Return every record exactly as written.

▼▼▼

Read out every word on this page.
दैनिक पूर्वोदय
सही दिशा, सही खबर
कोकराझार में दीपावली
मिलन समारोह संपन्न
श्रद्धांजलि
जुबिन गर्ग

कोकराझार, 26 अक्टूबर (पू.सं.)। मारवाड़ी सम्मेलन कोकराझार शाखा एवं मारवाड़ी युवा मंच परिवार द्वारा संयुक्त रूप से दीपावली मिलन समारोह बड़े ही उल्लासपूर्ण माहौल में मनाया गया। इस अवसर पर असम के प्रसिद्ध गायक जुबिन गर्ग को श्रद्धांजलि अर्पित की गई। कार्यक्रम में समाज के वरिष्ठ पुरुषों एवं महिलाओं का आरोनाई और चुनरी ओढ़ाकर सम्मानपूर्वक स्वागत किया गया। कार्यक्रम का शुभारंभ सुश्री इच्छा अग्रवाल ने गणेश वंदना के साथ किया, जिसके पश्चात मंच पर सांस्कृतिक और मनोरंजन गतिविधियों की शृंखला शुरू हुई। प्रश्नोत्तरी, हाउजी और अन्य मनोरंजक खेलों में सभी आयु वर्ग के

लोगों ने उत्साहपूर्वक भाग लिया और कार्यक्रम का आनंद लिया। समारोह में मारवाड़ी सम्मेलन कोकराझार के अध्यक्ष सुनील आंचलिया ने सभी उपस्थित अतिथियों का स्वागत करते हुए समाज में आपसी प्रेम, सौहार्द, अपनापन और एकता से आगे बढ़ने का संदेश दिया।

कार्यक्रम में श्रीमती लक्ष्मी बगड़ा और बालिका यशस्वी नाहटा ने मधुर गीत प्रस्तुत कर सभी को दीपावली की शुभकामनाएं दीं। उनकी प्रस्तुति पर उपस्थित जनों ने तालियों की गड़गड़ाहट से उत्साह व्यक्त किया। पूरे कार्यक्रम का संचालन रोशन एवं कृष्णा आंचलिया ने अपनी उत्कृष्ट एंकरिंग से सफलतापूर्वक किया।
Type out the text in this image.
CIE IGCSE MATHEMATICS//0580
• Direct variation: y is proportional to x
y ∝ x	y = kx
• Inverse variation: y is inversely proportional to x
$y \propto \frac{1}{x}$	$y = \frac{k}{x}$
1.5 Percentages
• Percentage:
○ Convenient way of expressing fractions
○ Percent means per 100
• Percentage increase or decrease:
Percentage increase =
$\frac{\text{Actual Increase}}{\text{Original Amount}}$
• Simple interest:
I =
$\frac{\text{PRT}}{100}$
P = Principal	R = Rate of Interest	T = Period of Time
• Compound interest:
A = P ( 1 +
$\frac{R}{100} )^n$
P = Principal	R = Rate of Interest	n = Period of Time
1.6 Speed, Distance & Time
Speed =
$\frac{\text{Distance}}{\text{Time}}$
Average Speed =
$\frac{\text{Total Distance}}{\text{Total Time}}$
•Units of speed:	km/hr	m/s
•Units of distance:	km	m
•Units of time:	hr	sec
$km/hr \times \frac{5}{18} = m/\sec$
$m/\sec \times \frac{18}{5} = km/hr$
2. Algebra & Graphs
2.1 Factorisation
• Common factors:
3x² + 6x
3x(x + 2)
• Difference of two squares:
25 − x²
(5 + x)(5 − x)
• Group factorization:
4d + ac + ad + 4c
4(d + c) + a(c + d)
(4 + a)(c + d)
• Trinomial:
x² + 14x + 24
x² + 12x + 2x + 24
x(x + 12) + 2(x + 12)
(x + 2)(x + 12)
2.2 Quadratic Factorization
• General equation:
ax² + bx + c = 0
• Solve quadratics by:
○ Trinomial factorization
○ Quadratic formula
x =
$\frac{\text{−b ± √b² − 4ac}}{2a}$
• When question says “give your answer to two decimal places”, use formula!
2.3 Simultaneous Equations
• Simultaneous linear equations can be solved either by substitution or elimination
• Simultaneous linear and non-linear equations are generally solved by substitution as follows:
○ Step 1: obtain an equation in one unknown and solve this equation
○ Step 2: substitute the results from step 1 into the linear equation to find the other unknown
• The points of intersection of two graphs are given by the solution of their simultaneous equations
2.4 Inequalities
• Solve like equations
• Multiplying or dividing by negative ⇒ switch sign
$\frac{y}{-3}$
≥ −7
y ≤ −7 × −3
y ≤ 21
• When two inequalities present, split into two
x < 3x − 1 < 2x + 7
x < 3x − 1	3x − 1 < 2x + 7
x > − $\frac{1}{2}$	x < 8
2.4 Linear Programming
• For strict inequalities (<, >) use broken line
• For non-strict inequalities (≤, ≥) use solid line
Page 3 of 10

▲▲▲

**Output for this task**.
Read out every word on this page.
दैनिक पूर्वोदय
सही दिशा, सही खबर
कोकराझार में दीपावली
मिलन समारोह संपन्न
श्रद्धांजलि
जुबिन गर्ग

कोकराझार, 26 अक्टूबर (पू.सं.)। मारवाड़ी सम्मेलन कोकराझार शाखा एवं मारवाड़ी युवा मंच परिवार द्वारा संयुक्त रूप से दीपावली मिलन समारोह बड़े ही उल्लासपूर्ण माहौल में मनाया गया। इस अवसर पर असम के प्रसिद्ध गायक जुबिन गर्ग को श्रद्धांजलि अर्पित की गई। कार्यक्रम में समाज के वरिष्ठ पुरुषों एवं महिलाओं का आरोनाई और चुनरी ओढ़ाकर सम्मानपूर्वक स्वागत किया गया। कार्यक्रम का शुभारंभ सुश्री इच्छा अग्रवाल ने गणेश वंदना के साथ किया, जिसके पश्चात मंच पर सांस्कृतिक और मनोरंजन गतिविधियों की शृंखला शुरू हुई। प्रश्नोत्तरी, हाउजी और अन्य मनोरंजक खेलों में सभी आयु वर्ग के

लोगों ने उत्साहपूर्वक भाग लिया और कार्यक्रम का आनंद लिया। समारोह में मारवाड़ी सम्मेलन कोकराझार के अध्यक्ष सुनील आंचलिया ने सभी उपस्थित अतिथियों का स्वागत करते हुए समाज में आपसी प्रेम, सौहार्द, अपनापन और एकता से आगे बढ़ने का संदेश दिया।

कार्यक्रम में श्रीमती लक्ष्मी बगड़ा और बालिका यशस्वी नाहटा ने मधुर गीत प्रस्तुत कर सभी को दीपावली की शुभकामनाएं दीं। उनकी प्रस्तुति पर उपस्थित जनों ने तालियों की गड़गड़ाहट से उत्साह व्यक्त किया। पूरे कार्यक्रम का संचालन रोशन एवं कृष्णा आंचलिया ने अपनी उत्कृष्ट एंकरिंग से सफलतापूर्वक किया।
Type out the text in this image.
CIE IGCSE MATHEMATICS//0580
• Direct variation: y is proportional to x
y ∝ x	y = kx
• Inverse variation: y is inversely proportional to x
$y \propto \frac{1}{x}$	$y = \frac{k}{x}$
1.5 Percentages
• Percentage:
○ Convenient way of expressing fractions
○ Percent means per 100
• Percentage increase or decrease:
Percentage increase =
$\frac{\text{Actual Increase}}{\text{Original Amount}}$
• Simple interest:
I =
$\frac{\text{PRT}}{100}$
P = Principal	R = Rate of Interest	T = Period of Time
• Compound interest:
A = P ( 1 +
$\frac{R}{100} )^n$
P = Principal	R = Rate of Interest	n = Period of Time
1.6 Speed, Distance & Time
Speed =
$\frac{\text{Distance}}{\text{Time}}$
Average Speed =
$\frac{\text{Total Distance}}{\text{Total Time}}$
•Units of speed:	km/hr	m/s
•Units of distance:	km	m
•Units of time:	hr	sec
$km/hr \times \frac{5}{18} = m/\sec$
$m/\sec \times \frac{18}{5} = km/hr$
2. Algebra & Graphs
2.1 Factorisation
• Common factors:
3x² + 6x
3x(x + 2)
• Difference of two squares:
25 − x²
(5 + x)(5 − x)
• Group factorization:
4d + ac + ad + 4c
4(d + c) + a(c + d)
(4 + a)(c + d)
• Trinomial:
x² + 14x + 24
x² + 12x + 2x + 24
x(x + 12) + 2(x + 12)
(x + 2)(x + 12)
2.2 Quadratic Factorization
• General equation:
ax² + bx + c = 0
• Solve quadratics by:
○ Trinomial factorization
○ Quadratic formula
x =
$\frac{\text{−b ± √b² − 4ac}}{2a}$
• When question says “give your answer to two decimal places”, use formula!
2.3 Simultaneous Equations
• Simultaneous linear equations can be solved either by substitution or elimination
• Simultaneous linear and non-linear equations are generally solved by substitution as follows:
○ Step 1: obtain an equation in one unknown and solve this equation
○ Step 2: substitute the results from step 1 into the linear equation to find the other unknown
• The points of intersection of two graphs are given by the solution of their simultaneous equations
2.4 Inequalities
• Solve like equations
• Multiplying or dividing by negative ⇒ switch sign
$\frac{y}{-3}$
≥ −7
y ≤ −7 × −3
y ≤ 21
• When two inequalities present, split into two
x < 3x − 1 < 2x + 7
x < 3x − 1	3x − 1 < 2x + 7
x > − $\frac{1}{2}$	x < 8
2.4 Linear Programming
• For strict inequalities (<, >) use broken line
• For non-strict inequalities (≤, ≥) use solid line
Page 3 of 10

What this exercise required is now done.